### WHAT IS EXPECTED
Find the string "zgłoszeniami" in the entries and copy each line that has it.

### RECORDS SHOWN
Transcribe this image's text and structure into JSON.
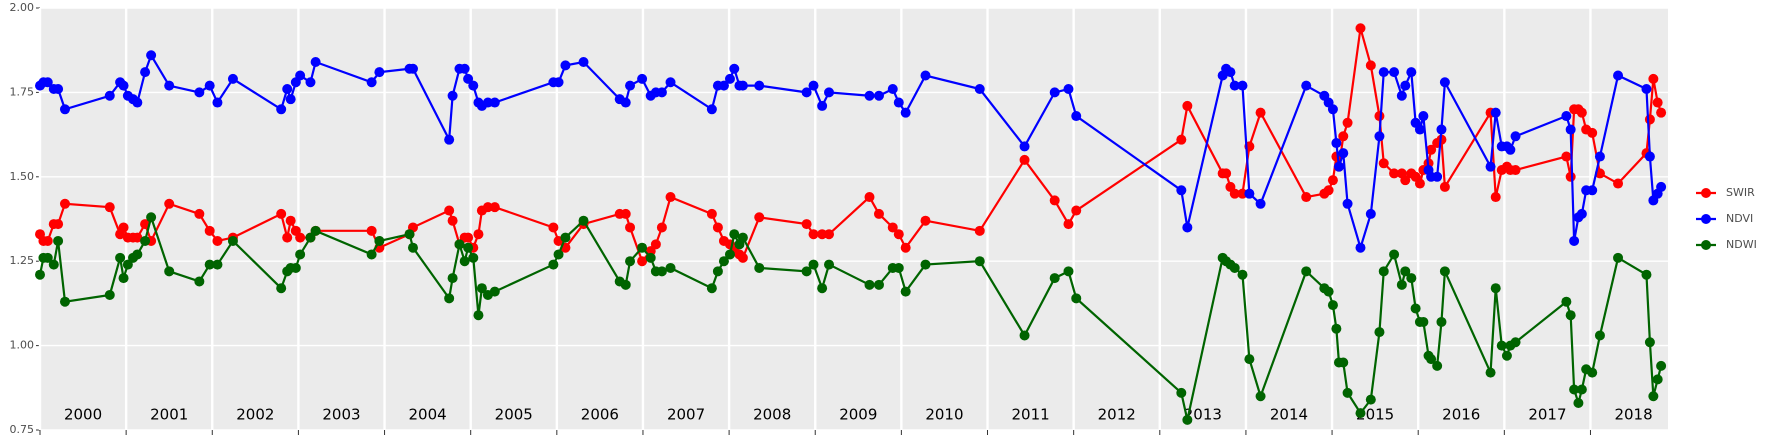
{
  "chart_data": {
    "type": "line",
    "x": [
      2000.0,
      2000.04,
      2000.09,
      2000.16,
      2000.21,
      2000.29,
      2000.81,
      2000.93,
      2000.97,
      2001.02,
      2001.08,
      2001.13,
      2001.22,
      2001.29,
      2001.5,
      2001.85,
      2001.97,
      2002.06,
      2002.24,
      2002.8,
      2002.87,
      2002.91,
      2002.97,
      2003.02,
      2003.14,
      2003.2,
      2003.85,
      2003.94,
      2004.29,
      2004.33,
      2004.75,
      2004.79,
      2004.87,
      2004.93,
      2004.97,
      2005.03,
      2005.09,
      2005.13,
      2005.2,
      2005.28,
      2005.96,
      2006.02,
      2006.1,
      2006.31,
      2006.73,
      2006.8,
      2006.85,
      2006.99,
      2007.09,
      2007.15,
      2007.22,
      2007.32,
      2007.8,
      2007.87,
      2007.94,
      2008.01,
      2008.06,
      2008.12,
      2008.16,
      2008.35,
      2008.9,
      2008.98,
      2009.08,
      2009.16,
      2009.63,
      2009.74,
      2009.9,
      2009.97,
      2010.05,
      2010.28,
      2010.91,
      2011.43,
      2011.78,
      2011.94,
      2012.03,
      2013.25,
      2013.32,
      2013.73,
      2013.77,
      2013.82,
      2013.87,
      2013.96,
      2014.04,
      2014.17,
      2014.7,
      2014.91,
      2014.96,
      2015.01,
      2015.05,
      2015.08,
      2015.13,
      2015.18,
      2015.33,
      2015.45,
      2015.55,
      2015.6,
      2015.72,
      2015.81,
      2015.85,
      2015.92,
      2015.97,
      2016.02,
      2016.06,
      2016.12,
      2016.15,
      2016.22,
      2016.27,
      2016.31,
      2016.84,
      2016.9,
      2016.97,
      2017.03,
      2017.07,
      2017.13,
      2017.72,
      2017.77,
      2017.81,
      2017.86,
      2017.9,
      2017.95,
      2018.02,
      2018.11,
      2018.32,
      2018.65,
      2018.69,
      2018.73,
      2018.78,
      2018.82
    ],
    "series": [
      {
        "name": "SWIR",
        "color": "#ff0000",
        "values": [
          1.33,
          1.31,
          1.31,
          1.36,
          1.36,
          1.42,
          1.41,
          1.33,
          1.35,
          1.32,
          1.32,
          1.32,
          1.36,
          1.31,
          1.42,
          1.39,
          1.34,
          1.31,
          1.32,
          1.39,
          1.32,
          1.37,
          1.34,
          1.32,
          1.32,
          1.34,
          1.34,
          1.29,
          1.33,
          1.35,
          1.4,
          1.37,
          1.3,
          1.32,
          1.32,
          1.29,
          1.33,
          1.4,
          1.41,
          1.41,
          1.35,
          1.31,
          1.29,
          1.36,
          1.39,
          1.39,
          1.35,
          1.25,
          1.28,
          1.3,
          1.35,
          1.44,
          1.39,
          1.35,
          1.31,
          1.3,
          1.28,
          1.27,
          1.26,
          1.38,
          1.36,
          1.33,
          1.33,
          1.33,
          1.44,
          1.39,
          1.35,
          1.33,
          1.29,
          1.37,
          1.34,
          1.55,
          1.43,
          1.36,
          1.4,
          1.61,
          1.71,
          1.51,
          1.51,
          1.47,
          1.45,
          1.45,
          1.59,
          1.69,
          1.44,
          1.45,
          1.46,
          1.49,
          1.56,
          1.53,
          1.62,
          1.66,
          1.94,
          1.83,
          1.68,
          1.54,
          1.51,
          1.51,
          1.49,
          1.51,
          1.5,
          1.48,
          1.52,
          1.54,
          1.58,
          1.6,
          1.61,
          1.47,
          1.69,
          1.44,
          1.52,
          1.53,
          1.52,
          1.52,
          1.56,
          1.5,
          1.7,
          1.7,
          1.69,
          1.64,
          1.63,
          1.51,
          1.48,
          1.57,
          1.67,
          1.79,
          1.72,
          1.69
        ]
      },
      {
        "name": "NDVI",
        "color": "#0000ff",
        "values": [
          1.77,
          1.78,
          1.78,
          1.76,
          1.76,
          1.7,
          1.74,
          1.78,
          1.77,
          1.74,
          1.73,
          1.72,
          1.81,
          1.86,
          1.77,
          1.75,
          1.77,
          1.72,
          1.79,
          1.7,
          1.76,
          1.73,
          1.78,
          1.8,
          1.78,
          1.84,
          1.78,
          1.81,
          1.82,
          1.82,
          1.61,
          1.74,
          1.82,
          1.82,
          1.79,
          1.77,
          1.72,
          1.71,
          1.72,
          1.72,
          1.78,
          1.78,
          1.83,
          1.84,
          1.73,
          1.72,
          1.77,
          1.79,
          1.74,
          1.75,
          1.75,
          1.78,
          1.7,
          1.77,
          1.77,
          1.79,
          1.82,
          1.77,
          1.77,
          1.77,
          1.75,
          1.77,
          1.71,
          1.75,
          1.74,
          1.74,
          1.76,
          1.72,
          1.69,
          1.8,
          1.76,
          1.59,
          1.75,
          1.76,
          1.68,
          1.46,
          1.35,
          1.8,
          1.82,
          1.81,
          1.77,
          1.77,
          1.45,
          1.42,
          1.77,
          1.74,
          1.72,
          1.7,
          1.6,
          1.53,
          1.57,
          1.42,
          1.29,
          1.39,
          1.62,
          1.81,
          1.81,
          1.74,
          1.77,
          1.81,
          1.66,
          1.64,
          1.68,
          1.52,
          1.5,
          1.5,
          1.64,
          1.78,
          1.53,
          1.69,
          1.59,
          1.59,
          1.58,
          1.62,
          1.68,
          1.64,
          1.31,
          1.38,
          1.39,
          1.46,
          1.46,
          1.56,
          1.8,
          1.76,
          1.56,
          1.43,
          1.45,
          1.47
        ]
      },
      {
        "name": "NDWI",
        "color": "#006400",
        "values": [
          1.21,
          1.26,
          1.26,
          1.24,
          1.31,
          1.13,
          1.15,
          1.26,
          1.2,
          1.24,
          1.26,
          1.27,
          1.31,
          1.38,
          1.22,
          1.19,
          1.24,
          1.24,
          1.31,
          1.17,
          1.22,
          1.23,
          1.23,
          1.27,
          1.32,
          1.34,
          1.27,
          1.31,
          1.33,
          1.29,
          1.14,
          1.2,
          1.3,
          1.25,
          1.29,
          1.26,
          1.09,
          1.17,
          1.15,
          1.16,
          1.24,
          1.27,
          1.32,
          1.37,
          1.19,
          1.18,
          1.25,
          1.29,
          1.26,
          1.22,
          1.22,
          1.23,
          1.17,
          1.22,
          1.25,
          1.27,
          1.33,
          1.3,
          1.32,
          1.23,
          1.22,
          1.24,
          1.17,
          1.24,
          1.18,
          1.18,
          1.23,
          1.23,
          1.16,
          1.24,
          1.25,
          1.03,
          1.2,
          1.22,
          1.14,
          0.86,
          0.78,
          1.26,
          1.25,
          1.24,
          1.23,
          1.21,
          0.96,
          0.85,
          1.22,
          1.17,
          1.16,
          1.12,
          1.05,
          0.95,
          0.95,
          0.86,
          0.8,
          0.84,
          1.04,
          1.22,
          1.27,
          1.18,
          1.22,
          1.2,
          1.11,
          1.07,
          1.07,
          0.97,
          0.96,
          0.94,
          1.07,
          1.22,
          0.92,
          1.17,
          1.0,
          0.97,
          1.0,
          1.01,
          1.13,
          1.09,
          0.87,
          0.83,
          0.87,
          0.93,
          0.92,
          1.03,
          1.26,
          1.21,
          1.01,
          0.85,
          0.9,
          0.94
        ]
      }
    ],
    "xlim": [
      2000,
      2018.9
    ],
    "xticks": [
      2000,
      2001,
      2002,
      2003,
      2004,
      2005,
      2006,
      2007,
      2008,
      2009,
      2010,
      2011,
      2012,
      2013,
      2014,
      2015,
      2016,
      2017,
      2018
    ],
    "ylim": [
      0.75,
      2.0
    ],
    "yticks": [
      {
        "value": 0.75,
        "label": "0.75"
      },
      {
        "value": 1.0,
        "label": "1.00"
      },
      {
        "value": 1.25,
        "label": "1.25"
      },
      {
        "value": 1.5,
        "label": "1.50"
      },
      {
        "value": 1.75,
        "label": "1.75"
      },
      {
        "value": 2.0,
        "label": "2.00"
      }
    ],
    "grid": true,
    "legend": "right"
  }
}
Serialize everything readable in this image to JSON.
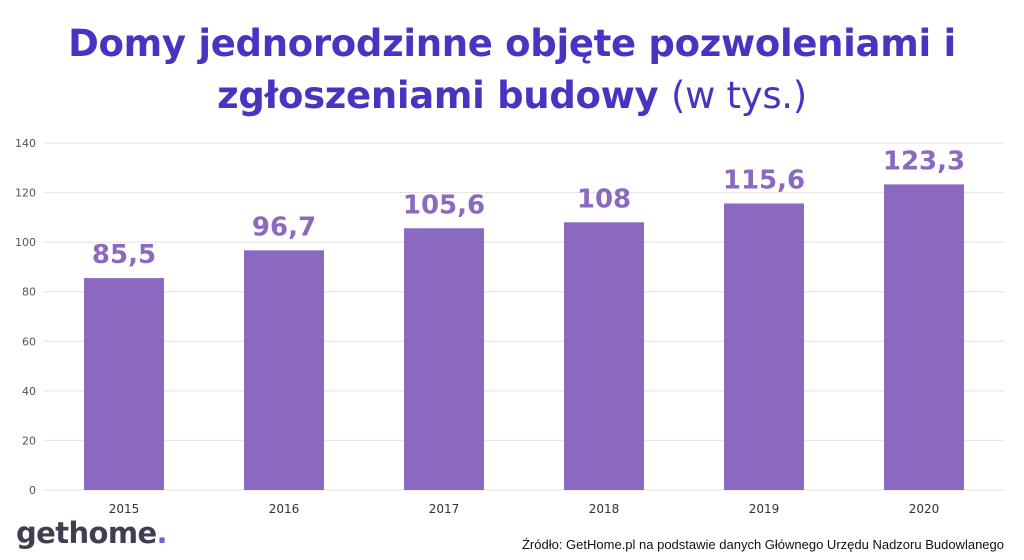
{
  "title_main": "Domy jednorodzinne objęte pozwoleniami i zgłoszeniami budowy",
  "title_unit": "(w tys.)",
  "logo": {
    "text": "gethome",
    "dot": "."
  },
  "source": "Źródło: GetHome.pl na podstawie danych Głównego Urzędu Nadzoru Budowlanego",
  "colors": {
    "bar": "#8b69c1",
    "title": "#4b33c2",
    "grid": "#e2e2e2",
    "label": "#8b69c1"
  },
  "chart_data": {
    "type": "bar",
    "categories": [
      "2015",
      "2016",
      "2017",
      "2018",
      "2019",
      "2020"
    ],
    "values": [
      85.5,
      96.7,
      105.6,
      108,
      115.6,
      123.3
    ],
    "value_labels": [
      "85,5",
      "96,7",
      "105,6",
      "108",
      "115,6",
      "123,3"
    ],
    "title": "Domy jednorodzinne objęte pozwoleniami i zgłoszeniami budowy (w tys.)",
    "xlabel": "",
    "ylabel": "",
    "ylim": [
      0,
      140
    ],
    "yticks": [
      0,
      20,
      40,
      60,
      80,
      100,
      120,
      140
    ],
    "grid": true,
    "legend": "none"
  }
}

### FINAL RESULT
  "title_main": "Domy jednorodzinne objęte pozwoleniami i zgłoszeniami budowy",
    "title": "Domy jednorodzinne objęte pozwoleniami i zgłoszeniami budowy (w tys.)",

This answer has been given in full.